EXERCISE REQUIREMENTS
An exact copy of every record is needed.

Records
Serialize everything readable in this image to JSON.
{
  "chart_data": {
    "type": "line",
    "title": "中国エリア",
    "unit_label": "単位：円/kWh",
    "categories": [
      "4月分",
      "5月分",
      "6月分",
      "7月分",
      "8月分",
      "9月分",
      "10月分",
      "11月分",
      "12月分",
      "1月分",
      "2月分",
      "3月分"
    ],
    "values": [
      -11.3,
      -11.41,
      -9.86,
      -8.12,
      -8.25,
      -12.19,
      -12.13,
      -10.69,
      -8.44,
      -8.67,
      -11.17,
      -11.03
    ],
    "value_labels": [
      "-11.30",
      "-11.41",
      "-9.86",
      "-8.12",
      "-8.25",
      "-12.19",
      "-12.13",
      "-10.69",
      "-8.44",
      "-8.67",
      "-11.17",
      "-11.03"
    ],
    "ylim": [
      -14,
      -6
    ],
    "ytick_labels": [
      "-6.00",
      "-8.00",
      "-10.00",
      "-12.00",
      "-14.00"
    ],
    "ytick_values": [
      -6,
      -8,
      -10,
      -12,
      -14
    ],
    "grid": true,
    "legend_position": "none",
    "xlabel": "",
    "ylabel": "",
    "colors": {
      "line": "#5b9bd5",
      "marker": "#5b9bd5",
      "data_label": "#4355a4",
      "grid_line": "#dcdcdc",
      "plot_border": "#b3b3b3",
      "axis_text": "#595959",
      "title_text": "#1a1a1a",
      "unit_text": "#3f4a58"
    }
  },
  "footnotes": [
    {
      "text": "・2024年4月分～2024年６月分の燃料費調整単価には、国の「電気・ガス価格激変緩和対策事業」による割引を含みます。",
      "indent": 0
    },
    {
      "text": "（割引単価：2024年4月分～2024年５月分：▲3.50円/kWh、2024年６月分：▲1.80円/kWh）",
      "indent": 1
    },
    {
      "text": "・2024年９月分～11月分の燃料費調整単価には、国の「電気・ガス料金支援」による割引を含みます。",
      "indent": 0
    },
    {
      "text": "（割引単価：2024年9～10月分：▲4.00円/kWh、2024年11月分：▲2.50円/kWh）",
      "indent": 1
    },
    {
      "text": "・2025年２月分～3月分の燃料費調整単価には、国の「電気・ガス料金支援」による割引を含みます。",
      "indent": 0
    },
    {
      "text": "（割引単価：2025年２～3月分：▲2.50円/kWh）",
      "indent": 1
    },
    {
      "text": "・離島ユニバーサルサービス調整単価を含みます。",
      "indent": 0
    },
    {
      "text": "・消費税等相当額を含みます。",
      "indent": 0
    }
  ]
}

EXERCISE RESPONSE
Serialize everything readable in this image to JSON.
{
  "chart_data": {
    "type": "line",
    "title": "中国エリア",
    "unit_label": "単位：円/kWh",
    "categories": [
      "4月分",
      "5月分",
      "6月分",
      "7月分",
      "8月分",
      "9月分",
      "10月分",
      "11月分",
      "12月分",
      "1月分",
      "2月分",
      "3月分"
    ],
    "values": [
      -11.3,
      -11.41,
      -9.86,
      -8.12,
      -8.25,
      -12.19,
      -12.13,
      -10.69,
      -8.44,
      -8.67,
      -11.17,
      -11.03
    ],
    "value_labels": [
      "-11.30",
      "-11.41",
      "-9.86",
      "-8.12",
      "-8.25",
      "-12.19",
      "-12.13",
      "-10.69",
      "-8.44",
      "-8.67",
      "-11.17",
      "-11.03"
    ],
    "ylim": [
      -14,
      -6
    ],
    "ytick_labels": [
      "-6.00",
      "-8.00",
      "-10.00",
      "-12.00",
      "-14.00"
    ],
    "ytick_values": [
      -6,
      -8,
      -10,
      -12,
      -14
    ],
    "grid": true,
    "legend_position": "none",
    "xlabel": "",
    "ylabel": "",
    "colors": {
      "line": "#5b9bd5",
      "marker": "#5b9bd5",
      "data_label": "#4355a4",
      "grid_line": "#dcdcdc",
      "plot_border": "#b3b3b3",
      "axis_text": "#595959",
      "title_text": "#1a1a1a",
      "unit_text": "#3f4a58"
    }
  },
  "footnotes": [
    {
      "text": "・2024年4月分～2024年６月分の燃料費調整単価には、国の「電気・ガス価格激変緩和対策事業」による割引を含みます。",
      "indent": 0
    },
    {
      "text": "（割引単価：2024年4月分～2024年５月分：▲3.50円/kWh、2024年６月分：▲1.80円/kWh）",
      "indent": 1
    },
    {
      "text": "・2024年９月分～11月分の燃料費調整単価には、国の「電気・ガス料金支援」による割引を含みます。",
      "indent": 0
    },
    {
      "text": "（割引単価：2024年9～10月分：▲4.00円/kWh、2024年11月分：▲2.50円/kWh）",
      "indent": 1
    },
    {
      "text": "・2025年２月分～3月分の燃料費調整単価には、国の「電気・ガス料金支援」による割引を含みます。",
      "indent": 0
    },
    {
      "text": "（割引単価：2025年２～3月分：▲2.50円/kWh）",
      "indent": 1
    },
    {
      "text": "・離島ユニバーサルサービス調整単価を含みます。",
      "indent": 0
    },
    {
      "text": "・消費税等相当額を含みます。",
      "indent": 0
    }
  ]
}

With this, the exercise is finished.